Dataset items
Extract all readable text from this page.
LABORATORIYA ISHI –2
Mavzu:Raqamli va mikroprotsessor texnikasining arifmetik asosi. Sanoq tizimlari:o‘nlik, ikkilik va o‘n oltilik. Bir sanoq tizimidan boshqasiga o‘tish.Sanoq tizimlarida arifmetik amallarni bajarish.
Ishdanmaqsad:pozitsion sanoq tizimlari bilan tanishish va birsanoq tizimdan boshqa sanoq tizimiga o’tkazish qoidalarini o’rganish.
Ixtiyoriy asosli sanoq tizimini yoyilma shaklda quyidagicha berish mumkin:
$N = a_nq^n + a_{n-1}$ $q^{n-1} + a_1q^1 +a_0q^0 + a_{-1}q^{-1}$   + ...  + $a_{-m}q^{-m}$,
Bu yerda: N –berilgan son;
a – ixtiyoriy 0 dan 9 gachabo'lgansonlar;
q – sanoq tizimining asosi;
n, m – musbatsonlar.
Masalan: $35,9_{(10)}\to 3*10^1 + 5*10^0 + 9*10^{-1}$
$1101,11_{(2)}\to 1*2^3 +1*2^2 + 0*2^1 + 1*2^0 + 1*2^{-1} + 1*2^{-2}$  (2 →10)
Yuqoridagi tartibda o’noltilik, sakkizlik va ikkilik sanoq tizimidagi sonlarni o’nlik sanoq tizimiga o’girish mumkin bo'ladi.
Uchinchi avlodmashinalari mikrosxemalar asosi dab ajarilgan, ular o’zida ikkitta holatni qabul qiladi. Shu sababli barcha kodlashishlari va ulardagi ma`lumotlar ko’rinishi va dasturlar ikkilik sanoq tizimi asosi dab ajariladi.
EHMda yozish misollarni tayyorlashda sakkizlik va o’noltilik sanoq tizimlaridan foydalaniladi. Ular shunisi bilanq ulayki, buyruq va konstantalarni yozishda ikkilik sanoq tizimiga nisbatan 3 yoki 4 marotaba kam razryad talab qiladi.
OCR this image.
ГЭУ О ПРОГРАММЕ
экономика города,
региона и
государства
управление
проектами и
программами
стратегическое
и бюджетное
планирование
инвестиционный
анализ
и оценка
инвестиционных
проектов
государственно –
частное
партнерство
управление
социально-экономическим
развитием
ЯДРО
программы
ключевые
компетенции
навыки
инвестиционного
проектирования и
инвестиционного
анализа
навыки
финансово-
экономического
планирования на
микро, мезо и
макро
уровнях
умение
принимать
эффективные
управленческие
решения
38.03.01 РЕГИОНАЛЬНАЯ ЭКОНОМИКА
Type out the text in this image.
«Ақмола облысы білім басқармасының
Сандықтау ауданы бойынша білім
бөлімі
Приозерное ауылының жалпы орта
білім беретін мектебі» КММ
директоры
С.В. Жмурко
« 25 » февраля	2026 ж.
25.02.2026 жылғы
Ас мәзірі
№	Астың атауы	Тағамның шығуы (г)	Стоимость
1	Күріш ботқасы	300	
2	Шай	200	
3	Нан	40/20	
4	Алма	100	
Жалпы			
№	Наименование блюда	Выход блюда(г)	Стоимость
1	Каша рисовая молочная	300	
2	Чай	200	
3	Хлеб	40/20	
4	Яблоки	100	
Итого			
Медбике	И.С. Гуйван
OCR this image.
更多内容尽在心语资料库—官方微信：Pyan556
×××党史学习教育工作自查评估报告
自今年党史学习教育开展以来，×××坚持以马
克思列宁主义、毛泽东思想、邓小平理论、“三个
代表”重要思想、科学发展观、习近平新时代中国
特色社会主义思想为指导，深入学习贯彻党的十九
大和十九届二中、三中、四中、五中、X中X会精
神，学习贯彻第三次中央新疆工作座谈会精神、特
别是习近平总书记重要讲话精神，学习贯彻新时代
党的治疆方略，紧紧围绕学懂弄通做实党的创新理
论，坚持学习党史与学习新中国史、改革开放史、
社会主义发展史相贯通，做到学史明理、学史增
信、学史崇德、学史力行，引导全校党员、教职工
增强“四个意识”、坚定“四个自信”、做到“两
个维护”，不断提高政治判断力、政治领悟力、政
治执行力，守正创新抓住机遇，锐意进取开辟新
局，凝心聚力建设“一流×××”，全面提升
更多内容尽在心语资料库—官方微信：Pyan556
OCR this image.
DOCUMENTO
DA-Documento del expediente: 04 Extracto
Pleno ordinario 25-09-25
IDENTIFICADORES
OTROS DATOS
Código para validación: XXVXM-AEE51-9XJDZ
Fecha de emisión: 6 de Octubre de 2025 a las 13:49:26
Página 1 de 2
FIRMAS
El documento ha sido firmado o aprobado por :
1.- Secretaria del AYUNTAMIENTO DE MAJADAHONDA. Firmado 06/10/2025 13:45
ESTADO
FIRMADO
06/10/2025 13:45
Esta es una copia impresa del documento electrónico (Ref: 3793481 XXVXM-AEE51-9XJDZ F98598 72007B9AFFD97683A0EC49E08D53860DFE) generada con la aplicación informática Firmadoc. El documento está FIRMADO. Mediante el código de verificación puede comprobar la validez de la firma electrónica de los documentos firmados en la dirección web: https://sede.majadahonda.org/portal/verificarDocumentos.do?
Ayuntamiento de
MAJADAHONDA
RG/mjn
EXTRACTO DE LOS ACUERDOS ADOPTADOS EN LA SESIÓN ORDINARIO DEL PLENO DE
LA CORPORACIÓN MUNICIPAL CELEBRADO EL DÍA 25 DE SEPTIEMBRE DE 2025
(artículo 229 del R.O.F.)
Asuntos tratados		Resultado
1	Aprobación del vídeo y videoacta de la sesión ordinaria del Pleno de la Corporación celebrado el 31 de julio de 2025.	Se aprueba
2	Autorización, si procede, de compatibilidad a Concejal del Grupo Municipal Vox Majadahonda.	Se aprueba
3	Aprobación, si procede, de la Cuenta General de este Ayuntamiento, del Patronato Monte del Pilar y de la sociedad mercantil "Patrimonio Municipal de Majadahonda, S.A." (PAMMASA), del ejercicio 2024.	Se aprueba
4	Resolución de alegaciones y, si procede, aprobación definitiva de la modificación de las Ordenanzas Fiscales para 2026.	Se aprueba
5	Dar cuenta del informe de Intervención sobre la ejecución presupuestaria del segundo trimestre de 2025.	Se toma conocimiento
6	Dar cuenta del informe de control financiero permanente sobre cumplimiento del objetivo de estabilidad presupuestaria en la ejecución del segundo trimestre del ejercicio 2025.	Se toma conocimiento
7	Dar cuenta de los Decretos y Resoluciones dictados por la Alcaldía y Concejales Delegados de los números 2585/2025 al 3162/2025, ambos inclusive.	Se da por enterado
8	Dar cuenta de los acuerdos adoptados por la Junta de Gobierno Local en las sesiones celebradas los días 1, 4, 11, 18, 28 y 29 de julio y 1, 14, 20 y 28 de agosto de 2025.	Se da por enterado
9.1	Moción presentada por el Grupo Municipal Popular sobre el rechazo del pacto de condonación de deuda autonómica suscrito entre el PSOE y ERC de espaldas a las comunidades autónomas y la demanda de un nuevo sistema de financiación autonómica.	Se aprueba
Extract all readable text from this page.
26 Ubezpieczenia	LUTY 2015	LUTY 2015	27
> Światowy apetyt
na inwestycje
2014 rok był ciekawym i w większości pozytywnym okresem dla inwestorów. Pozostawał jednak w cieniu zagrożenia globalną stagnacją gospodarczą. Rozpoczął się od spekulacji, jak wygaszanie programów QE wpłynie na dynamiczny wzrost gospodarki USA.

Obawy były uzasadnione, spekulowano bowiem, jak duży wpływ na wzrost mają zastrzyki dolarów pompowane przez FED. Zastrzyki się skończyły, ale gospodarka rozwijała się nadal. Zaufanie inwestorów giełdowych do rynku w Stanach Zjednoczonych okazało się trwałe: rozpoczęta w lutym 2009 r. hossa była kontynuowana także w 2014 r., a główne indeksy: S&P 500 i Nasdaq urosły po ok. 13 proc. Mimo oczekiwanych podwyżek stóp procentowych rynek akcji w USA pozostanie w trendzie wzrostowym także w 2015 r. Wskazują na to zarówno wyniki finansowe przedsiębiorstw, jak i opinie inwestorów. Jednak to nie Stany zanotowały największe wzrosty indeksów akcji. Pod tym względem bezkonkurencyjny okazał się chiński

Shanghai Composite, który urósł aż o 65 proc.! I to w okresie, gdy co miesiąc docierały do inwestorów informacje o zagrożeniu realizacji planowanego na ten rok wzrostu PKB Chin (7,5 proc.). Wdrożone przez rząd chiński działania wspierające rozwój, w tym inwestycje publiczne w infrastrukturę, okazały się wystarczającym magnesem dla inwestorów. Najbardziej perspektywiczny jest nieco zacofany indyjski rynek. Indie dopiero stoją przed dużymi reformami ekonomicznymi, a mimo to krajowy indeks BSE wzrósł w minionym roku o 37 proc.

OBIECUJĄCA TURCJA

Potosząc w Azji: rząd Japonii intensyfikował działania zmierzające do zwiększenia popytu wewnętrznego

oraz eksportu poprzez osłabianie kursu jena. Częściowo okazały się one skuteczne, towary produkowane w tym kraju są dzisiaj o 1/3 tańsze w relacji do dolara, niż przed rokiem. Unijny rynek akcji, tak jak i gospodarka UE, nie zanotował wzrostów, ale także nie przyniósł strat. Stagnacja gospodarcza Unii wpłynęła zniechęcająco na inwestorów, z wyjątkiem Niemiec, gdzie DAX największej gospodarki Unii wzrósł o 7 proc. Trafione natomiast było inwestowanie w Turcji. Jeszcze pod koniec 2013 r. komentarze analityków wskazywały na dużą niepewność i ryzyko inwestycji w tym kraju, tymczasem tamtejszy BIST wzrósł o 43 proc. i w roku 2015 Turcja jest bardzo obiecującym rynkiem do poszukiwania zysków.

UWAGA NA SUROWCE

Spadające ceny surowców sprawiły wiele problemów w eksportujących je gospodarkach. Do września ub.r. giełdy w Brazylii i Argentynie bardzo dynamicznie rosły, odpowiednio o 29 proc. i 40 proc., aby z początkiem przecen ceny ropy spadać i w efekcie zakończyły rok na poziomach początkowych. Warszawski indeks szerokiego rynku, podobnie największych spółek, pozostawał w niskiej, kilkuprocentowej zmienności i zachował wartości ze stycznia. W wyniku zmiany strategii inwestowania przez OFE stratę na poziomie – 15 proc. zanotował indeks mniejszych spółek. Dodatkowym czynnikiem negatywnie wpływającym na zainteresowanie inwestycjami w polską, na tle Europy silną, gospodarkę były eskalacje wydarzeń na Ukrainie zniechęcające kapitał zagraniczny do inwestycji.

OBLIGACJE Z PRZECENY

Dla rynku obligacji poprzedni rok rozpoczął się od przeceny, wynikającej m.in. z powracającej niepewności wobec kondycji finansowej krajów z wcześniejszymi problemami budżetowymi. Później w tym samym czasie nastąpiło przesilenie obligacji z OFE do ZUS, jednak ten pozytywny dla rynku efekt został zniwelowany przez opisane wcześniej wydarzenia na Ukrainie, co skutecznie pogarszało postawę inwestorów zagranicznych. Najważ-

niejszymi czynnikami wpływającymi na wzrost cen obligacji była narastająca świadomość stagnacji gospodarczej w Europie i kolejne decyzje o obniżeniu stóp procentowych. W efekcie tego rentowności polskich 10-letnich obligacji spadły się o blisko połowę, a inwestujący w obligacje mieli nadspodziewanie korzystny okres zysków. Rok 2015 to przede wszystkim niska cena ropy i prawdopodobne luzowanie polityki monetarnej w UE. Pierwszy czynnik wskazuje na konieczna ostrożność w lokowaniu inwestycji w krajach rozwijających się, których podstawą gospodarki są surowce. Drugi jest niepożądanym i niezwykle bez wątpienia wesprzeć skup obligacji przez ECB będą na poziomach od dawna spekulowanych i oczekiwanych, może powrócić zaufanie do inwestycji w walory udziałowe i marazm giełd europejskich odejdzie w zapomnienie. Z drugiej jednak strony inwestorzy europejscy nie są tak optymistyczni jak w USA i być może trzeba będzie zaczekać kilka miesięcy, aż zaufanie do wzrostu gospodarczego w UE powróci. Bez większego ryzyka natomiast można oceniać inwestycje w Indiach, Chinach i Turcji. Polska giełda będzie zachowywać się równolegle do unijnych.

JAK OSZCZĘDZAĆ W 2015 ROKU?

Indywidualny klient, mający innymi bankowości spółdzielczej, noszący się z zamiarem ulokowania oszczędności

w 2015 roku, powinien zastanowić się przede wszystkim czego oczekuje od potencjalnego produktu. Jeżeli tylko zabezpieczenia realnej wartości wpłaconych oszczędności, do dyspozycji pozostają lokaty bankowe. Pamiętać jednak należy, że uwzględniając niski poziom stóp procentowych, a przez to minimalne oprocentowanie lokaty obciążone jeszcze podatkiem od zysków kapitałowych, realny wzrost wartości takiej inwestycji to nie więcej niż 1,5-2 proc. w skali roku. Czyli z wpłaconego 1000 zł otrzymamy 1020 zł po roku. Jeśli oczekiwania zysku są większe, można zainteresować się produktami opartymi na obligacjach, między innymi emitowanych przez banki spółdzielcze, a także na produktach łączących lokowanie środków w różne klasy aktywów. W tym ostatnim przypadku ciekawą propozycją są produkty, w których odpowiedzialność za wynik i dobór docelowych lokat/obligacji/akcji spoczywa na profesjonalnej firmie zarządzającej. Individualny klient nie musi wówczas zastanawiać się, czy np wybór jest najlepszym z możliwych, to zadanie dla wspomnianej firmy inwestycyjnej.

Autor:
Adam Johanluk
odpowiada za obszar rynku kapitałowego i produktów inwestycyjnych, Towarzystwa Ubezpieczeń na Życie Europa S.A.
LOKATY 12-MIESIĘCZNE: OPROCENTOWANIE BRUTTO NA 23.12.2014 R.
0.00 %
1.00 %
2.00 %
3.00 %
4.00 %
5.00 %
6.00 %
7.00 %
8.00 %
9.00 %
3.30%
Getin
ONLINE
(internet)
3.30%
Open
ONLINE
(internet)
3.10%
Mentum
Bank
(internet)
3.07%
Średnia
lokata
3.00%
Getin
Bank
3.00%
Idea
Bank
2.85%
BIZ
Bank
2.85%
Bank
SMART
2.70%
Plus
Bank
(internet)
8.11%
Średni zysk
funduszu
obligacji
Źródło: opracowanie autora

## What to work on
For each line of the entries that includes "para", show that line.

## Exercise answer
Código para validación: XXVXM-AEE51-9XJDZ
4	Resolución de alegaciones y, si procede, aprobación definitiva de la modificación de las Ordenanzas Fiscales para 2026.	Se aprueba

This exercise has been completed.